**Short exercise**
Output each line exactly as it appears, skipping any embedded picture.
------------------------------------------------------------
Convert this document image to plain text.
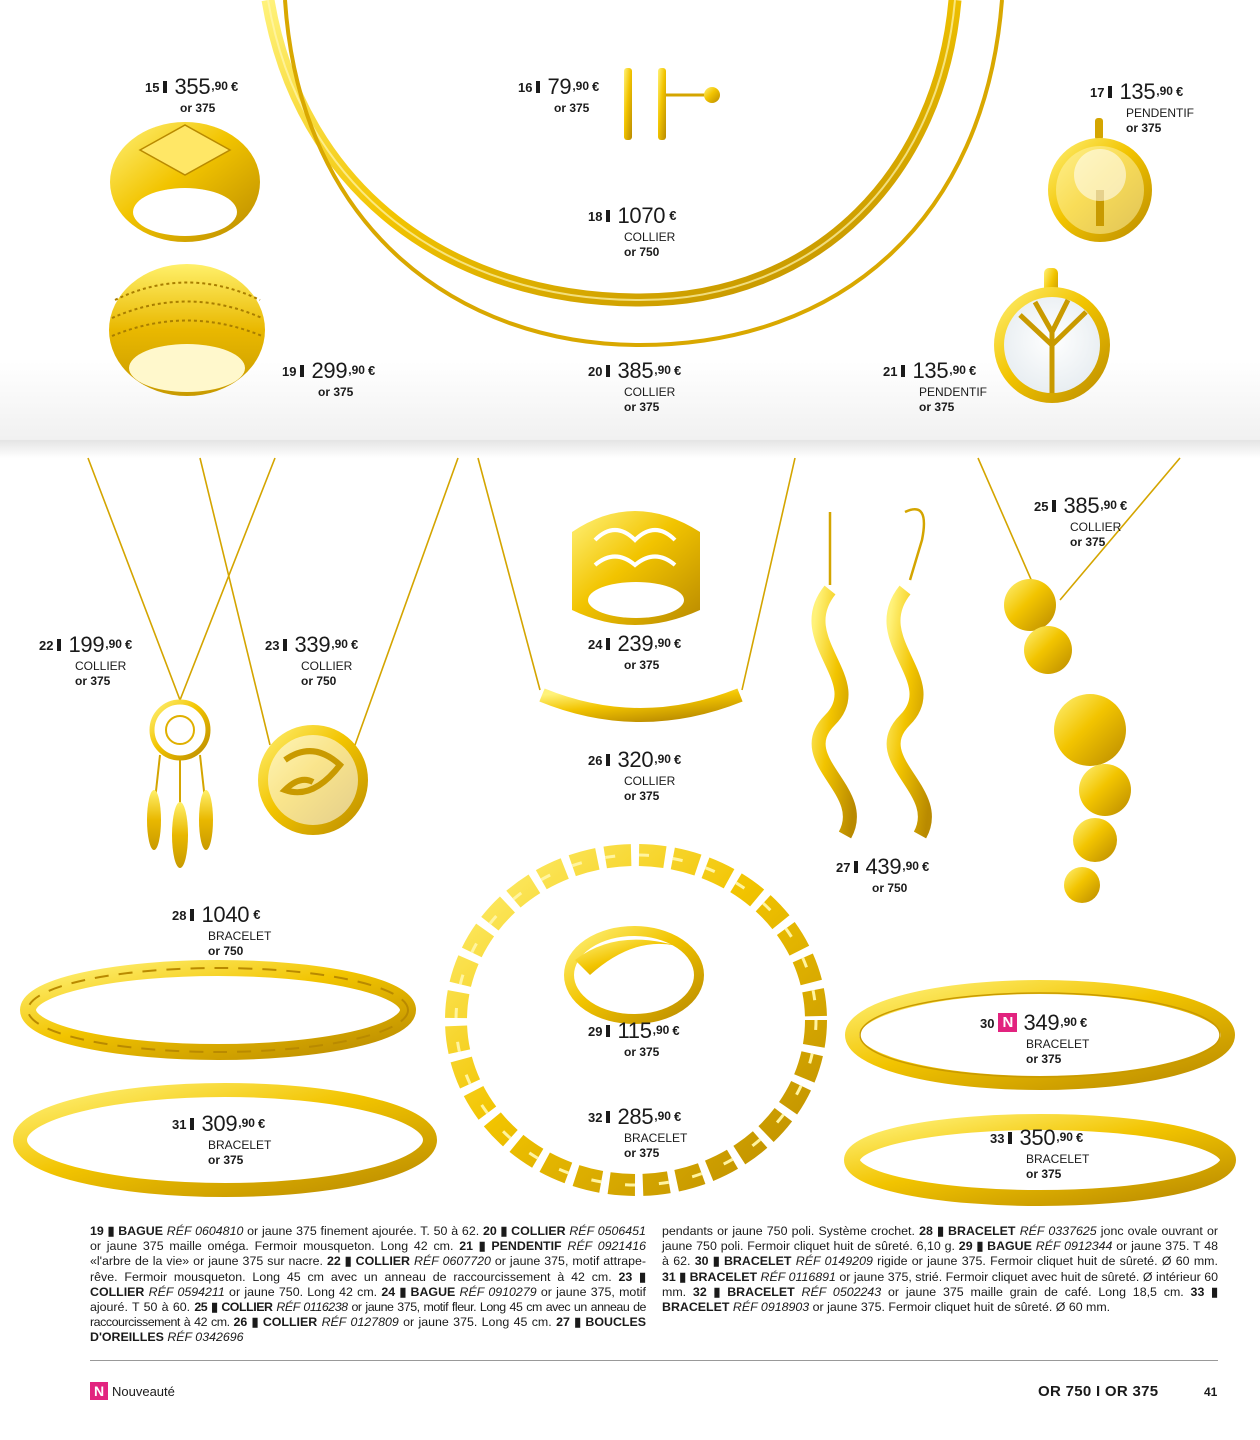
15 355 ,90 €
or 375
16 79 ,90 €
or 375
17 135 ,90 €
PENDENTIF
or 375
18 1070 €
COLLIER
or 750
19 299 ,90 €
or 375
20 385 ,90 €
COLLIER
or 375
21 135 ,90 €
PENDENTIF
or 375
22 199 ,90 €
COLLIER
or 375
23 339 ,90 €
COLLIER
or 750
24 239 ,90 €
or 375
25 385 ,90 €
COLLIER
or 375
26 320 ,90 €
COLLIER
or 375
27 439 ,90 €
or 750
28 1040 €
BRACELET
or 750
29 115 ,90 €
or 375
30 N 349 ,90 €
BRACELET
or 375
31 309 ,90 €
BRACELET
or 375
32 285 ,90 €
BRACELET
or 375
33 350 ,90 €
BRACELET
or 375
19 ▮ BAGUE RÉF 0604810 or jaune 375 finement ajourée. T. 50 à 62. 20 ▮ COLLIER RÉF 0506451 or jaune 375 maille oméga. Fermoir mousqueton. Long 42 cm. 21 ▮ PENDENTIF RÉF 0921416 «l'arbre de la vie» or jaune 375 sur nacre. 22 ▮ COLLIER RÉF 0607720 or jaune 375, motif attrape-rêve. Fermoir mousqueton. Long 45 cm avec un anneau de raccourcissement à 42 cm. 23 ▮ COLLIER RÉF 0594211 or jaune 750. Long 42 cm. 24 ▮ BAGUE RÉF 0910279 or jaune 375, motif ajouré. T 50 à 60. 25 ▮ COLLIER RÉF 0116238 or jaune 375, motif fleur. Long 45 cm avec un anneau de raccourcissement à 42 cm. 26 ▮ COLLIER RÉF 0127809 or jaune 375. Long 45 cm. 27 ▮ BOUCLES D'OREILLES RÉF 0342696
pendants or jaune 750 poli. Système crochet. 28 ▮ BRACELET RÉF 0337625 jonc ovale ouvrant or jaune 750 poli. Fermoir cliquet huit de sûreté. 6,10 g. 29 ▮ BAGUE RÉF 0912344 or jaune 375. T 48 à 62. 30 ▮ BRACELET RÉF 0149209 rigide or jaune 375. Fermoir cliquet huit de sûreté. Ø 60 mm. 31 ▮ BRACELET RÉF 0116891 or jaune 375, strié. Fermoir cliquet avec huit de sûreté. Ø intérieur 60 mm. 32 ▮ BRACELET RÉF 0502243 or jaune 375 maille grain de café. Long 18,5 cm. 33 ▮ BRACELET RÉF 0918903 or jaune 375. Fermoir cliquet huit de sûreté. Ø 60 mm.
N Nouveauté	OR 750 I OR 375	41
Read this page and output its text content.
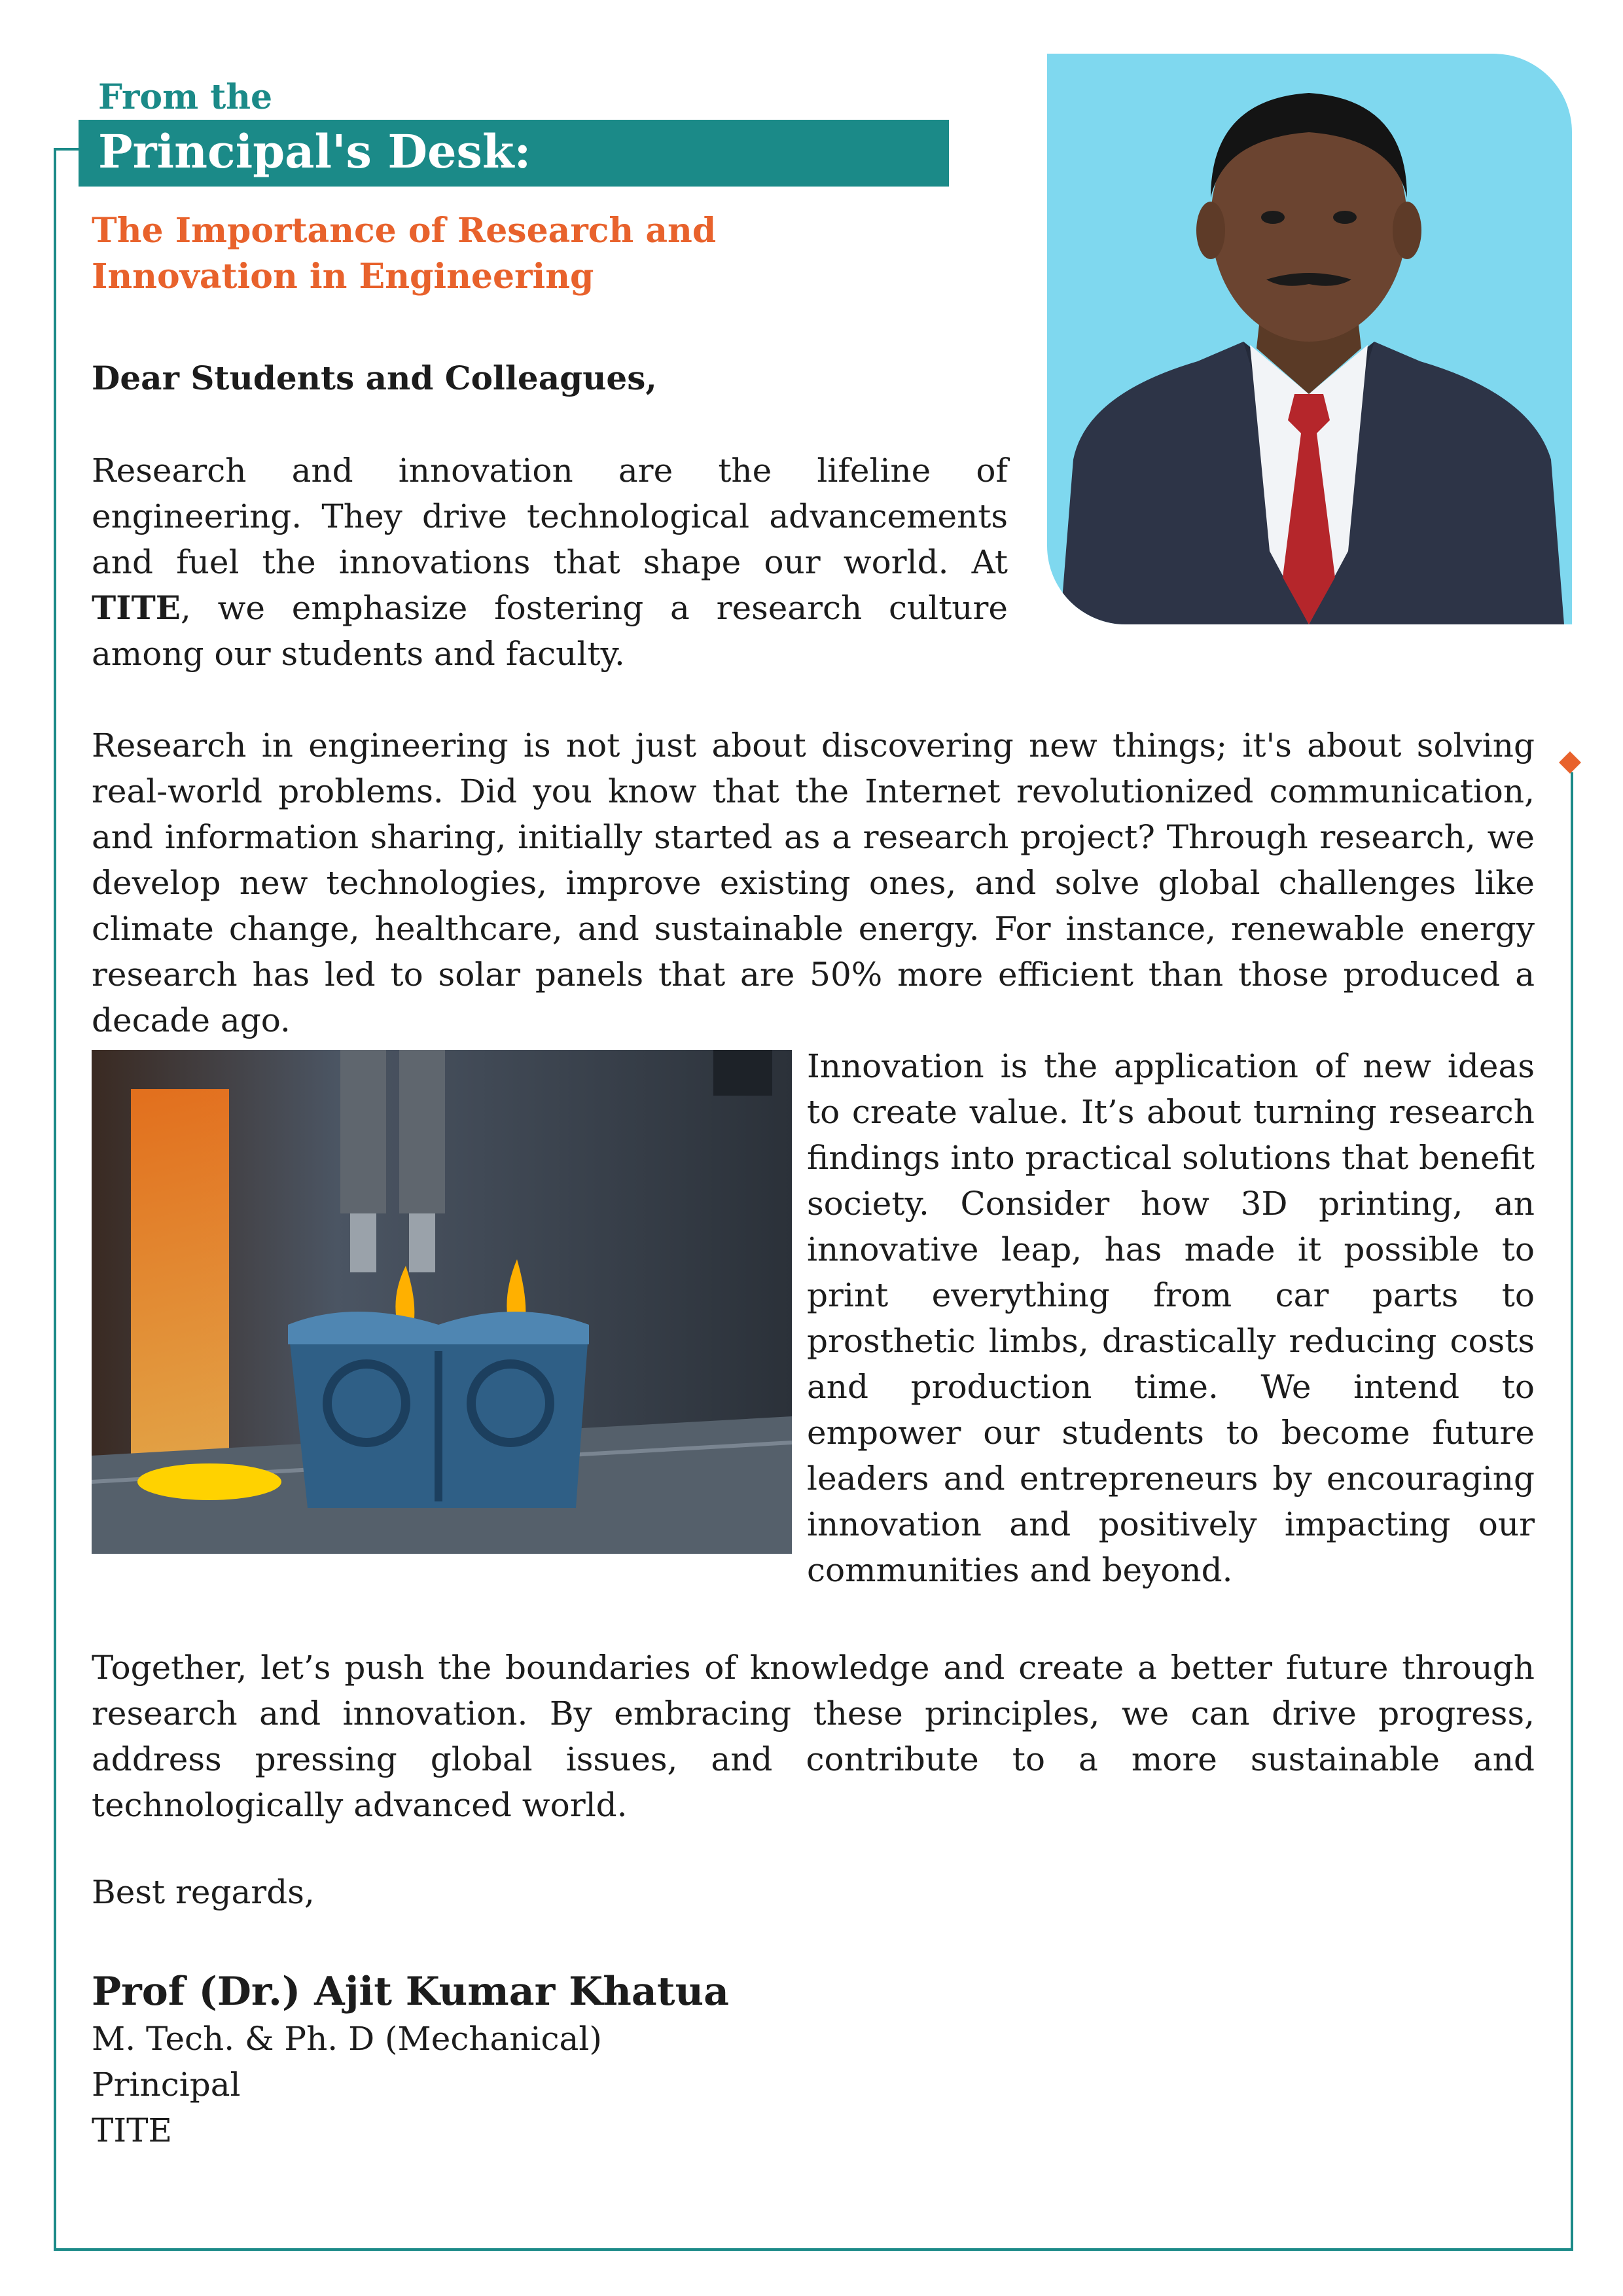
From the
Principal's Desk:
The Importance of Research and
Innovation in Engineering
Dear Students and Colleagues,
Research and innovation are the lifeline of engineering. They drive technological advancements and fuel the innovations that shape our world. At TITE, we emphasize fostering a research culture among our students and faculty.
Research in engineering is not just about discovering new things; it's about solving real-world problems. Did you know that the Internet revolutionized communication, and information sharing, initially started as a research project? Through research, we develop new technologies, improve existing ones, and solve global challenges like climate change, healthcare, and sustainable energy. For instance, renewable energy research has led to solar panels that are 50% more efficient than those produced a decade ago.
Innovation is the application of new ideas to create value. It’s about turning research findings into practical solutions that benefit society. Consider how 3D printing, an innovative leap, has made it possible to print everything from car parts to prosthetic limbs, drastically reducing costs and production time. We intend to empower our students to become future leaders and entrepreneurs by encouraging innovation and positively impacting our communities and beyond.
Together, let’s push the boundaries of knowledge and create a better future through research and innovation. By embracing these principles, we can drive progress, address pressing global issues, and contribute to a more sustainable and technologically advanced world.
Best regards,
Prof (Dr.) Ajit Kumar Khatua
M. Tech. & Ph. D (Mechanical)
Principal
TITE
------------------------------------------------------------
**Response to the task**
Convert this document image to plain text.
15 355 ,90 €
or 375
16 79 ,90 €
or 375
17 135 ,90 €
PENDENTIF
or 375
18 1070 €
COLLIER
or 750
19 299 ,90 €
or 375
20 385 ,90 €
COLLIER
or 375
21 135 ,90 €
PENDENTIF
or 375
22 199 ,90 €
COLLIER
or 375
23 339 ,90 €
COLLIER
or 750
24 239 ,90 €
or 375
25 385 ,90 €
COLLIER
or 375
26 320 ,90 €
COLLIER
or 375
27 439 ,90 €
or 750
28 1040 €
BRACELET
or 750
29 115 ,90 €
or 375
30 N 349 ,90 €
BRACELET
or 375
31 309 ,90 €
BRACELET
or 375
32 285 ,90 €
BRACELET
or 375
33 350 ,90 €
BRACELET
or 375
19 ▮ BAGUE RÉF 0604810 or jaune 375 finement ajourée. T. 50 à 62. 20 ▮ COLLIER RÉF 0506451 or jaune 375 maille oméga. Fermoir mousqueton. Long 42 cm. 21 ▮ PENDENTIF RÉF 0921416 «l'arbre de la vie» or jaune 375 sur nacre. 22 ▮ COLLIER RÉF 0607720 or jaune 375, motif attrape-rêve. Fermoir mousqueton. Long 45 cm avec un anneau de raccourcissement à 42 cm. 23 ▮ COLLIER RÉF 0594211 or jaune 750. Long 42 cm. 24 ▮ BAGUE RÉF 0910279 or jaune 375, motif ajouré. T 50 à 60. 25 ▮ COLLIER RÉF 0116238 or jaune 375, motif fleur. Long 45 cm avec un anneau de raccourcissement à 42 cm. 26 ▮ COLLIER RÉF 0127809 or jaune 375. Long 45 cm. 27 ▮ BOUCLES D'OREILLES RÉF 0342696
pendants or jaune 750 poli. Système crochet. 28 ▮ BRACELET RÉF 0337625 jonc ovale ouvrant or jaune 750 poli. Fermoir cliquet huit de sûreté. 6,10 g. 29 ▮ BAGUE RÉF 0912344 or jaune 375. T 48 à 62. 30 ▮ BRACELET RÉF 0149209 rigide or jaune 375. Fermoir cliquet huit de sûreté. Ø 60 mm. 31 ▮ BRACELET RÉF 0116891 or jaune 375, strié. Fermoir cliquet avec huit de sûreté. Ø intérieur 60 mm. 32 ▮ BRACELET RÉF 0502243 or jaune 375 maille grain de café. Long 18,5 cm. 33 ▮ BRACELET RÉF 0918903 or jaune 375. Fermoir cliquet huit de sûreté. Ø 60 mm.
N Nouveauté	OR 750 I OR 375	41
Read this page and output its text content.
From the
Principal's Desk:
The Importance of Research and
Innovation in Engineering
Dear Students and Colleagues,
Research and innovation are the lifeline of engineering. They drive technological advancements and fuel the innovations that shape our world. At TITE, we emphasize fostering a research culture among our students and faculty.
Research in engineering is not just about discovering new things; it's about solving real-world problems. Did you know that the Internet revolutionized communication, and information sharing, initially started as a research project? Through research, we develop new technologies, improve existing ones, and solve global challenges like climate change, healthcare, and sustainable energy. For instance, renewable energy research has led to solar panels that are 50% more efficient than those produced a decade ago.
Innovation is the application of new ideas to create value. It’s about turning research findings into practical solutions that benefit society. Consider how 3D printing, an innovative leap, has made it possible to print everything from car parts to prosthetic limbs, drastically reducing costs and production time. We intend to empower our students to become future leaders and entrepreneurs by encouraging innovation and positively impacting our communities and beyond.
Together, let’s push the boundaries of knowledge and create a better future through research and innovation. By embracing these principles, we can drive progress, address pressing global issues, and contribute to a more sustainable and technologically advanced world.
Best regards,
Prof (Dr.) Ajit Kumar Khatua
M. Tech. & Ph. D (Mechanical)
Principal
TITE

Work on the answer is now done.